### [Required work]
Reproduce the listing below with each "candle-body" changed to "bar-body" and every other line left unchanged. Omit the pictures.
++++++++++
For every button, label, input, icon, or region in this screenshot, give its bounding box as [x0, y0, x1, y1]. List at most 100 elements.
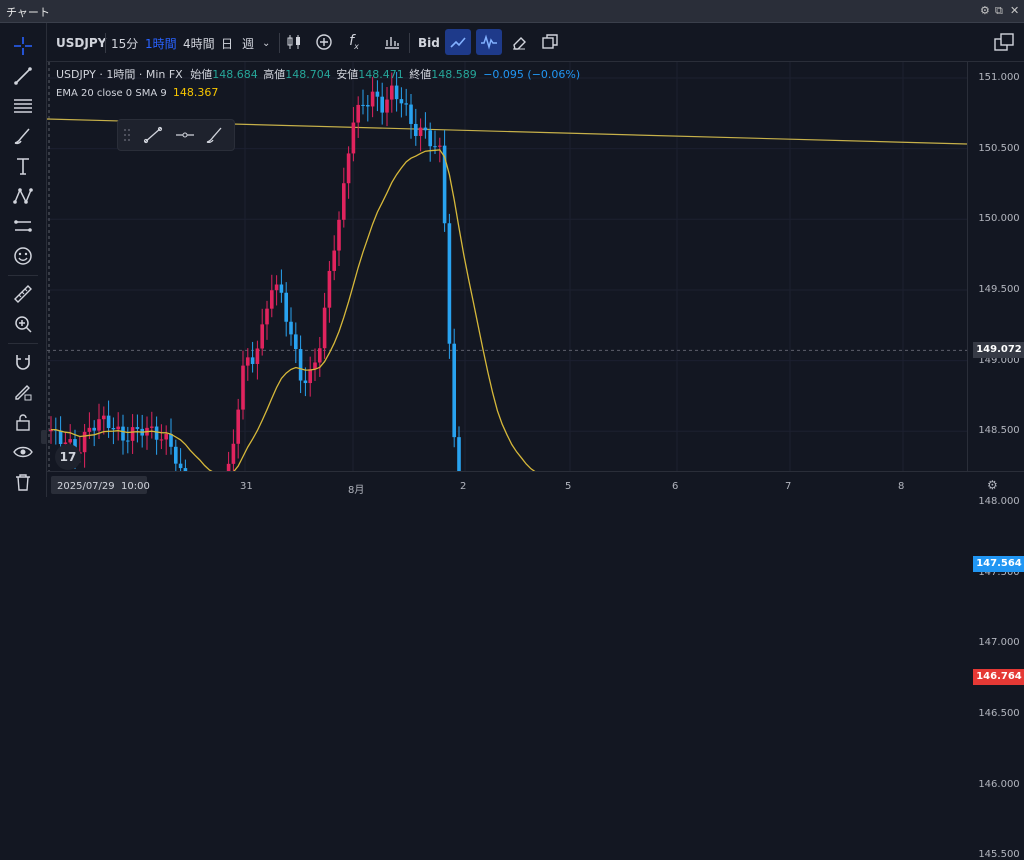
trend-toggle[interactable]: [445, 29, 471, 55]
candle-body: [265, 308, 269, 325]
current-price-label: 147.564: [973, 555, 1024, 572]
candle-body: [409, 104, 413, 124]
timeframe-4h[interactable]: 4時間: [183, 36, 215, 51]
change-value: −0.095 (−0.06%): [483, 68, 581, 81]
timeframe-week[interactable]: 週: [242, 36, 255, 51]
measure-icon: [14, 220, 32, 232]
zoom-tool[interactable]: [8, 311, 38, 337]
indicators-button[interactable]: fx: [341, 29, 367, 55]
candle-body: [231, 443, 236, 464]
trash-tool[interactable]: [8, 469, 38, 495]
close-icon[interactable]: ✕: [1010, 4, 1020, 17]
ruler-tool[interactable]: [8, 281, 38, 307]
price-tick: 145.500: [978, 849, 1020, 860]
crosshair-icon: [14, 37, 32, 55]
candle-body: [318, 348, 322, 363]
indicator-add-button[interactable]: [311, 29, 337, 55]
candle-body: [255, 348, 260, 364]
plus-circle-icon: [316, 34, 332, 50]
eye-tool[interactable]: [8, 439, 38, 465]
timeframe-day[interactable]: 日: [221, 36, 234, 51]
crosshair-tool[interactable]: [8, 33, 38, 59]
eye-icon: [13, 446, 33, 458]
open-value: 148.684: [212, 68, 258, 81]
time-tick: 5: [565, 481, 572, 492]
candle-body: [236, 409, 240, 444]
fib-tool[interactable]: [8, 93, 38, 119]
windows-icon: [542, 34, 558, 49]
timeframe-15m[interactable]: 15分: [111, 36, 139, 51]
price-tick: 147.000: [978, 637, 1020, 649]
toolbar-separator: [409, 33, 410, 53]
candle-body: [457, 437, 461, 471]
price-tick: 149.500: [978, 283, 1020, 295]
brush-icon: [14, 128, 30, 145]
measure-tool[interactable]: [8, 213, 38, 239]
trendline-tool[interactable]: [8, 63, 38, 89]
settings-icon[interactable]: ⚙: [987, 478, 998, 492]
candle-body: [414, 123, 418, 136]
symbol-button[interactable]: USDJPY: [56, 36, 107, 50]
emoji-tool[interactable]: [8, 243, 38, 269]
bid-button[interactable]: Bid: [418, 36, 440, 50]
multi-chart-button[interactable]: [991, 29, 1017, 55]
ema-legend[interactable]: EMA 20 close 0 SMA 9 148.367: [56, 86, 218, 99]
price-tick: 149.000: [978, 354, 1020, 366]
candle-body: [126, 440, 130, 442]
high-label: 高値: [263, 68, 286, 81]
price-tick: 151.000: [978, 72, 1020, 83]
candle-body: [394, 85, 399, 100]
legend-symbol: USDJPY · 1時間 · Min FX: [56, 68, 183, 81]
time-tick: 8: [898, 481, 905, 492]
candle-body: [169, 433, 173, 447]
price-axis[interactable]: 151.000 150.500 150.000 149.500 149.000 148.5…: [967, 62, 1024, 860]
pattern-tool[interactable]: [8, 183, 38, 209]
candle-body: [322, 307, 327, 349]
lock-tool[interactable]: [8, 409, 38, 435]
floating-drawing-toolbar[interactable]: [117, 119, 235, 151]
support-price-label: 146.764: [973, 668, 1024, 685]
time-axis[interactable]: 2025/07/29 10:00 ⚙ 31 8月 2 5 6 7 8: [47, 471, 1024, 498]
price-chart[interactable]: [47, 62, 967, 471]
magnet-icon: [16, 355, 30, 370]
ema-value: 148.367: [172, 86, 219, 99]
time-cursor-label: 2025/07/29 10:00: [57, 481, 150, 492]
high-value: 148.704: [285, 68, 331, 81]
layout-button[interactable]: [537, 29, 563, 55]
window-title: チャート: [6, 6, 50, 19]
wave-toggle[interactable]: [476, 29, 502, 55]
templates-button[interactable]: [379, 29, 405, 55]
candle-body: [121, 426, 125, 441]
trash-icon: [16, 474, 30, 491]
brush-icon[interactable]: [204, 125, 226, 145]
settings-icon[interactable]: ⚙: [980, 4, 990, 17]
candle-body: [404, 103, 408, 105]
drag-handle-icon[interactable]: [122, 127, 132, 143]
lock-draw-icon: [15, 385, 32, 401]
drawing-toolbar: [0, 23, 47, 497]
candle-body: [438, 145, 442, 147]
chevron-down-icon[interactable]: ⌄: [262, 37, 271, 49]
brush-tool[interactable]: [8, 123, 38, 149]
timeframe-1h[interactable]: 1時間: [145, 36, 177, 51]
candle-body: [375, 91, 380, 97]
clear-drawings-button[interactable]: [507, 29, 533, 55]
horizontal-line-icon[interactable]: [174, 125, 196, 145]
lock-icon: [16, 414, 30, 431]
candle-body: [433, 146, 437, 148]
time-tick: 8月: [348, 485, 365, 496]
collapse-toolbar-handle[interactable]: [41, 430, 47, 444]
candle-type-button[interactable]: [281, 29, 307, 55]
waveform-icon: [481, 34, 497, 50]
candle-body: [154, 426, 159, 440]
text-tool[interactable]: [8, 153, 38, 179]
candle-body: [284, 292, 288, 322]
trendline-icon: [14, 67, 32, 85]
popout-icon[interactable]: ⧉: [995, 4, 1003, 17]
candle-body: [82, 431, 87, 453]
trendline-icon[interactable]: [142, 125, 164, 145]
lock-draw-tool[interactable]: [8, 379, 38, 405]
ohlc-legend: USDJPY · 1時間 · Min FX 始値148.684 高値148.70…: [56, 66, 580, 82]
magnet-tool[interactable]: [8, 349, 38, 375]
emoji-icon: [14, 247, 32, 265]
++++++++++
### [Correct result]
For every button, label, input, icon, or region in this screenshot, give its bounding box as [x0, y0, x1, y1]. List at most 100 elements.
trend-toggle[interactable]: [445, 29, 471, 55]
bar-body: [265, 308, 269, 325]
current-price-label: 147.564: [973, 555, 1024, 572]
bar-body: [409, 104, 413, 124]
timeframe-4h[interactable]: 4時間: [183, 36, 215, 51]
change-value: −0.095 (−0.06%): [483, 68, 581, 81]
timeframe-week[interactable]: 週: [242, 36, 255, 51]
measure-icon: [14, 220, 32, 232]
zoom-tool[interactable]: [8, 311, 38, 337]
indicators-button[interactable]: fx: [341, 29, 367, 55]
bar-body: [231, 443, 236, 464]
trash-tool[interactable]: [8, 469, 38, 495]
close-icon[interactable]: ✕: [1010, 4, 1020, 17]
ruler-tool[interactable]: [8, 281, 38, 307]
price-tick: 145.500: [978, 849, 1020, 860]
crosshair-icon: [14, 37, 32, 55]
bar-body: [318, 348, 322, 363]
indicator-add-button[interactable]: [311, 29, 337, 55]
bar-body: [255, 348, 260, 364]
plus-circle-icon: [316, 34, 332, 50]
eye-tool[interactable]: [8, 439, 38, 465]
timeframe-day[interactable]: 日: [221, 36, 234, 51]
crosshair-tool[interactable]: [8, 33, 38, 59]
eye-icon: [13, 446, 33, 458]
open-value: 148.684: [212, 68, 258, 81]
time-tick: 5: [565, 481, 572, 492]
bar-body: [236, 409, 240, 444]
fib-tool[interactable]: [8, 93, 38, 119]
windows-icon: [542, 34, 558, 49]
timeframe-15m[interactable]: 15分: [111, 36, 139, 51]
price-tick: 147.000: [978, 637, 1020, 649]
toolbar-separator: [409, 33, 410, 53]
bar-body: [457, 437, 461, 471]
price-tick: 149.500: [978, 283, 1020, 295]
brush-icon: [14, 128, 30, 145]
measure-tool[interactable]: [8, 213, 38, 239]
trendline-tool[interactable]: [8, 63, 38, 89]
settings-icon[interactable]: ⚙: [987, 478, 998, 492]
bar-body: [414, 123, 418, 136]
symbol-button[interactable]: USDJPY: [56, 36, 107, 50]
emoji-tool[interactable]: [8, 243, 38, 269]
bid-button[interactable]: Bid: [418, 36, 440, 50]
multi-chart-button[interactable]: [991, 29, 1017, 55]
ema-legend[interactable]: EMA 20 close 0 SMA 9 148.367: [56, 86, 218, 99]
price-tick: 149.000: [978, 354, 1020, 366]
bar-body: [126, 440, 130, 442]
high-label: 高値: [263, 68, 286, 81]
price-tick: 151.000: [978, 72, 1020, 83]
bar-body: [394, 85, 399, 100]
legend-symbol: USDJPY · 1時間 · Min FX: [56, 68, 183, 81]
time-tick: 8: [898, 481, 905, 492]
bar-body: [169, 433, 173, 447]
price-axis[interactable]: 151.000 150.500 150.000 149.500 149.000 148.5…: [967, 62, 1024, 860]
pattern-tool[interactable]: [8, 183, 38, 209]
bar-body: [322, 307, 327, 349]
lock-tool[interactable]: [8, 409, 38, 435]
floating-drawing-toolbar[interactable]: [117, 119, 235, 151]
support-price-label: 146.764: [973, 668, 1024, 685]
time-axis[interactable]: 2025/07/29 10:00 ⚙ 31 8月 2 5 6 7 8: [47, 471, 1024, 498]
price-chart[interactable]: [47, 62, 967, 471]
magnet-icon: [16, 355, 30, 370]
ema-value: 148.367: [172, 86, 219, 99]
time-cursor-label: 2025/07/29 10:00: [57, 481, 150, 492]
high-value: 148.704: [285, 68, 331, 81]
layout-button[interactable]: [537, 29, 563, 55]
window-title: チャート: [6, 6, 50, 19]
wave-toggle[interactable]: [476, 29, 502, 55]
templates-button[interactable]: [379, 29, 405, 55]
bar-body: [121, 426, 125, 441]
trash-icon: [16, 474, 30, 491]
brush-icon[interactable]: [204, 125, 226, 145]
settings-icon[interactable]: ⚙: [980, 4, 990, 17]
bar-body: [404, 103, 408, 105]
drag-handle-icon[interactable]: [122, 127, 132, 143]
lock-draw-icon: [15, 385, 32, 401]
drawing-toolbar: [0, 23, 47, 497]
bar-body: [438, 145, 442, 147]
chevron-down-icon[interactable]: ⌄: [262, 37, 271, 49]
brush-tool[interactable]: [8, 123, 38, 149]
timeframe-1h[interactable]: 1時間: [145, 36, 177, 51]
bar-body: [375, 91, 380, 97]
clear-drawings-button[interactable]: [507, 29, 533, 55]
horizontal-line-icon[interactable]: [174, 125, 196, 145]
lock-icon: [16, 414, 30, 431]
bar-body: [433, 146, 437, 148]
time-tick: 8月: [348, 485, 365, 496]
collapse-toolbar-handle[interactable]: [41, 430, 47, 444]
candle-type-button[interactable]: [281, 29, 307, 55]
waveform-icon: [481, 34, 497, 50]
bar-body: [154, 426, 159, 440]
text-tool[interactable]: [8, 153, 38, 179]
bar-body: [284, 292, 288, 322]
trendline-icon: [14, 67, 32, 85]
popout-icon[interactable]: ⧉: [995, 4, 1003, 17]
bar-body: [82, 431, 87, 453]
trendline-icon[interactable]: [142, 125, 164, 145]
lock-draw-tool[interactable]: [8, 379, 38, 405]
ohlc-legend: USDJPY · 1時間 · Min FX 始値148.684 高値148.70…: [56, 66, 580, 82]
magnet-tool[interactable]: [8, 349, 38, 375]
emoji-icon: [14, 247, 32, 265]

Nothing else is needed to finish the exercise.